▸ **Exercise aim**
Exclude the pictures and reproduce the remaining data exactly as written.

--- Begin Dataset records ---

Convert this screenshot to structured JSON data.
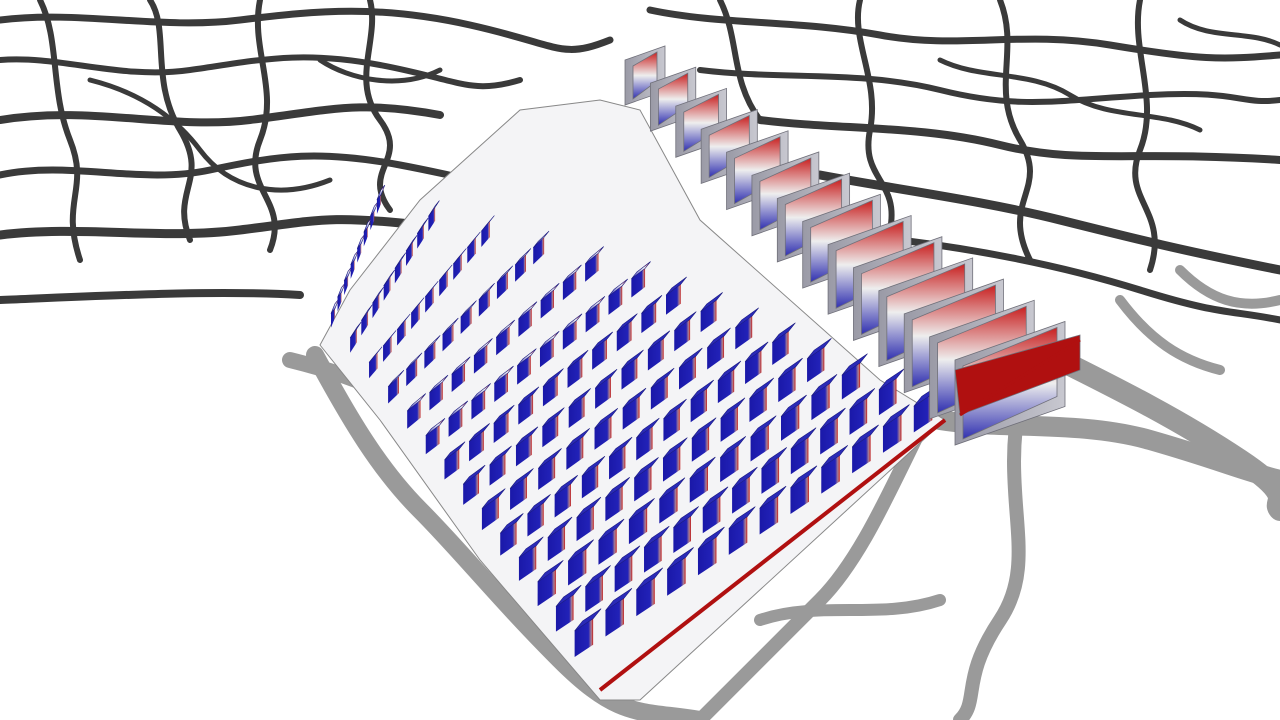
{
  "scene": {
    "background": "#ffffff",
    "road_color": "#3a3a3a",
    "near_road_color": "#9a9a9a",
    "building_colors": {
      "exposed": "#b01010",
      "mid": "#e8e8e8",
      "shaded": "#1010a0",
      "side": "#a8a8b0"
    },
    "icons": [
      "map-viewport",
      "road-network",
      "building-block",
      "tall-slab-building"
    ]
  }
}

--- End Dataset records ---

▸ **Exercise answer**
Convert this screenshot to structured JSON data.
{
  "scene": {
    "background": "#ffffff",
    "road_color": "#3a3a3a",
    "near_road_color": "#9a9a9a",
    "building_colors": {
      "exposed": "#b01010",
      "mid": "#e8e8e8",
      "shaded": "#1010a0",
      "side": "#a8a8b0"
    },
    "icons": [
      "map-viewport",
      "road-network",
      "building-block",
      "tall-slab-building"
    ]
  }
}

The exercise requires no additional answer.